**Directions**
Examine the records and identify each line that includes the string "силу". Copy those lines.

-- start of Data supplied --

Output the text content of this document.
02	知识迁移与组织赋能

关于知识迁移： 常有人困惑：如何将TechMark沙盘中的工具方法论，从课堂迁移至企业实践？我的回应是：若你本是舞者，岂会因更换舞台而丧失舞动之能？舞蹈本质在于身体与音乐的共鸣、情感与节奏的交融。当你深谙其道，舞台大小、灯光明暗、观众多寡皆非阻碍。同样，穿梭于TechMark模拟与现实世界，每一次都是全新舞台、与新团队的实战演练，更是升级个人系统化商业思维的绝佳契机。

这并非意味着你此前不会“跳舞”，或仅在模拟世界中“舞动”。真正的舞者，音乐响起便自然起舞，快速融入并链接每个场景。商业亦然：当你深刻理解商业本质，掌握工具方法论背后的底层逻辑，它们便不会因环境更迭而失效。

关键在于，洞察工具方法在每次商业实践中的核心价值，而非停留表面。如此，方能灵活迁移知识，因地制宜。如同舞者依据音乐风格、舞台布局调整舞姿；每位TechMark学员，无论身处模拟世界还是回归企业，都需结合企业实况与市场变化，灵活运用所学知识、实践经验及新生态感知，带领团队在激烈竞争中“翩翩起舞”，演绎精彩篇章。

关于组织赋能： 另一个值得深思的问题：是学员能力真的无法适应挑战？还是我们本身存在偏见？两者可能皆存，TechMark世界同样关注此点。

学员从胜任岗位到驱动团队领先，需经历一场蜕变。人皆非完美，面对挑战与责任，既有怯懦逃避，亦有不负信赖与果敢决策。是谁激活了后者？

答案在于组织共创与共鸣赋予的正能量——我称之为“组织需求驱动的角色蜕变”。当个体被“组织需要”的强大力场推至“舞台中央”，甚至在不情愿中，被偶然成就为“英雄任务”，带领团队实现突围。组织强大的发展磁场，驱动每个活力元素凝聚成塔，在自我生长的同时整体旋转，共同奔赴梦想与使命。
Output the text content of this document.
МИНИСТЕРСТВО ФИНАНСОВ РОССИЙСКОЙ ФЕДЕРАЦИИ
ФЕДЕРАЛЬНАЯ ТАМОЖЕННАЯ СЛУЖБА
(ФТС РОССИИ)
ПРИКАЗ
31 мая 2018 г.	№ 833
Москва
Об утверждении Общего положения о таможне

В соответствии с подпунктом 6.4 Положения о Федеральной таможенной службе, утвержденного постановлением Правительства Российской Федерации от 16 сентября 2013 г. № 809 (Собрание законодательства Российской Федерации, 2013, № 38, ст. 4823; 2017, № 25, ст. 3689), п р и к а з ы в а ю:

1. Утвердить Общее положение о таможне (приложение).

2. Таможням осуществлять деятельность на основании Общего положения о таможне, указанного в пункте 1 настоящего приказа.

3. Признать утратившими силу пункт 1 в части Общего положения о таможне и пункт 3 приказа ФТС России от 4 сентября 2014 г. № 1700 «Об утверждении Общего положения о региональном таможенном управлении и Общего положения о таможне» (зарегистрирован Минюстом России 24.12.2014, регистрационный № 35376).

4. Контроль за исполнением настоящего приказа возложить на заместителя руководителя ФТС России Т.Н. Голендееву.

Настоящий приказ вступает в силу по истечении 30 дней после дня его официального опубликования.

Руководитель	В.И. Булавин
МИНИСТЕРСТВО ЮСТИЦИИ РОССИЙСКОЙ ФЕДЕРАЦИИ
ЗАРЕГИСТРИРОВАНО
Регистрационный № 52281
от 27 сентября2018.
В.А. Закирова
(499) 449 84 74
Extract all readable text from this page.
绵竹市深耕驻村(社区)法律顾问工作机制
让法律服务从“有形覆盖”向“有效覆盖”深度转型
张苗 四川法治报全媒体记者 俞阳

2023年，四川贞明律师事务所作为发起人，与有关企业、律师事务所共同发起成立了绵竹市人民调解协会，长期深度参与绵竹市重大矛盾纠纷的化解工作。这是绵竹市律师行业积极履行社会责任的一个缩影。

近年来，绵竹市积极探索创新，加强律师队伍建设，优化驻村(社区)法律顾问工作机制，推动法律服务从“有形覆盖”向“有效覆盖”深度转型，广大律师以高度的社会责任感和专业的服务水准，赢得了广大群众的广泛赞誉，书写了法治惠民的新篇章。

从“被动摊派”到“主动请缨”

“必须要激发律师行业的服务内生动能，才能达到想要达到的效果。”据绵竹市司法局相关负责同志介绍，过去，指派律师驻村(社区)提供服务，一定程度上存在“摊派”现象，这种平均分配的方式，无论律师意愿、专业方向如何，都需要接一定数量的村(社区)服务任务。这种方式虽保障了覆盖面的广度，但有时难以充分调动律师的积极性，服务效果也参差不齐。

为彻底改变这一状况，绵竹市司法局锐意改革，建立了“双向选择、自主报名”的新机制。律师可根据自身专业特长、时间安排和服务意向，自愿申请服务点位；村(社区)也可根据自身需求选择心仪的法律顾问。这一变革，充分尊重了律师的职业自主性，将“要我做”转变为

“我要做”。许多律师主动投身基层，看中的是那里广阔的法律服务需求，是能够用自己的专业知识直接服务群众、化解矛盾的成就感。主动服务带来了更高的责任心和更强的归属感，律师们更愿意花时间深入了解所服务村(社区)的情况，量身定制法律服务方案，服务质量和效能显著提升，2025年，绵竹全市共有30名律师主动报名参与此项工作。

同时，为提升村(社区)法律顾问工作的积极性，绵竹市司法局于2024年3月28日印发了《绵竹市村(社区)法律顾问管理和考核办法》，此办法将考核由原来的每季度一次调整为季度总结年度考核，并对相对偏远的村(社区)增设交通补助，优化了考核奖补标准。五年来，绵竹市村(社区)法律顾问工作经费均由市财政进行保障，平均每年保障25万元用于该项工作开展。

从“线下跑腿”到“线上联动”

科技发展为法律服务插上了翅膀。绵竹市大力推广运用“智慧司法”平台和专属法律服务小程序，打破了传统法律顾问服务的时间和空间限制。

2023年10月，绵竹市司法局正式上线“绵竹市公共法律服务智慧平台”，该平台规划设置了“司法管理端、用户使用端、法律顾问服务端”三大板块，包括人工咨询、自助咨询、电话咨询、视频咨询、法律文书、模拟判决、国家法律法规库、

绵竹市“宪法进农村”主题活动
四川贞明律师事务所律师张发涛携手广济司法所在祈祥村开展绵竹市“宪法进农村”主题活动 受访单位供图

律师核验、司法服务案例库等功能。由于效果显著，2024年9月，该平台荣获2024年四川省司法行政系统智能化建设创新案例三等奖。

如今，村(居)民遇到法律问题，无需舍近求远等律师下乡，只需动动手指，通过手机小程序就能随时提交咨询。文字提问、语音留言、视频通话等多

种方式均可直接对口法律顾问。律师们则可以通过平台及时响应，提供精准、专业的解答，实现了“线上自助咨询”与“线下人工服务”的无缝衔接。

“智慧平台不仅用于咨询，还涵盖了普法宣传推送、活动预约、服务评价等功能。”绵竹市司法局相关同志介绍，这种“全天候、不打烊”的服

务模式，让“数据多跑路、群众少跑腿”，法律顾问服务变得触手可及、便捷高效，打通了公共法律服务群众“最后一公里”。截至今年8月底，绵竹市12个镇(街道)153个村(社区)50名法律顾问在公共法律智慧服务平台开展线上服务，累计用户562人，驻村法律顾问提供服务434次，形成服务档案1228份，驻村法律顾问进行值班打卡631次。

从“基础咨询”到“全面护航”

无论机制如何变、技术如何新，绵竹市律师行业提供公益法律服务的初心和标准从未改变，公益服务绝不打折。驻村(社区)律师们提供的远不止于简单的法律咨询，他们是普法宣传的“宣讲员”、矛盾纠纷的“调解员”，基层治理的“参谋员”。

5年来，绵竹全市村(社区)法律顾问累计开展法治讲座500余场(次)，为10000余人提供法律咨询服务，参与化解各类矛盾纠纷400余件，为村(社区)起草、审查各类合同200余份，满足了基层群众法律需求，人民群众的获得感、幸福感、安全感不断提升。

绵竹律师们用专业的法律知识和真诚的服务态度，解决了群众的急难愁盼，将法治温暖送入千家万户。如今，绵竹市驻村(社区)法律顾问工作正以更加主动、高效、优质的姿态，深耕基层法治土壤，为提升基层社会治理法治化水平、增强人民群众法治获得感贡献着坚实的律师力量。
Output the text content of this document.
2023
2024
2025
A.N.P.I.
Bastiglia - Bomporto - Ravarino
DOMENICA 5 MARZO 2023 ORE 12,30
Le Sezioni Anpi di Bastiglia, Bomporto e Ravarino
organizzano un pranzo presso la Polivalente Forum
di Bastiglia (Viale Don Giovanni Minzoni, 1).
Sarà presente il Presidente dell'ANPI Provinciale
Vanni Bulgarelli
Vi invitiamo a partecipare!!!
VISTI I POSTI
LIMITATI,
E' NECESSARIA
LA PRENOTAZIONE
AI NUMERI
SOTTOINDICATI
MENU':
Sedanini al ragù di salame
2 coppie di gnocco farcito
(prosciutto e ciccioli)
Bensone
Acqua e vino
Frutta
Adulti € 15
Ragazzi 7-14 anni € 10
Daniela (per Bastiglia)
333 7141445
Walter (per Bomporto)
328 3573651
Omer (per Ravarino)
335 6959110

-- end of Data supplied --

**Exercise result**
3. Признать утратившими силу пункт 1 в части Общего положения о таможне и пункт 3 приказа ФТС России от 4 сентября 2014 г. № 1700 «Об утверждении Общего положения о региональном таможенном управлении и Общего положения о таможне» (зарегистрирован Минюстом России 24.12.2014, регистрационный № 35376).
Настоящий приказ вступает в силу по истечении 30 дней после дня его официального опубликования.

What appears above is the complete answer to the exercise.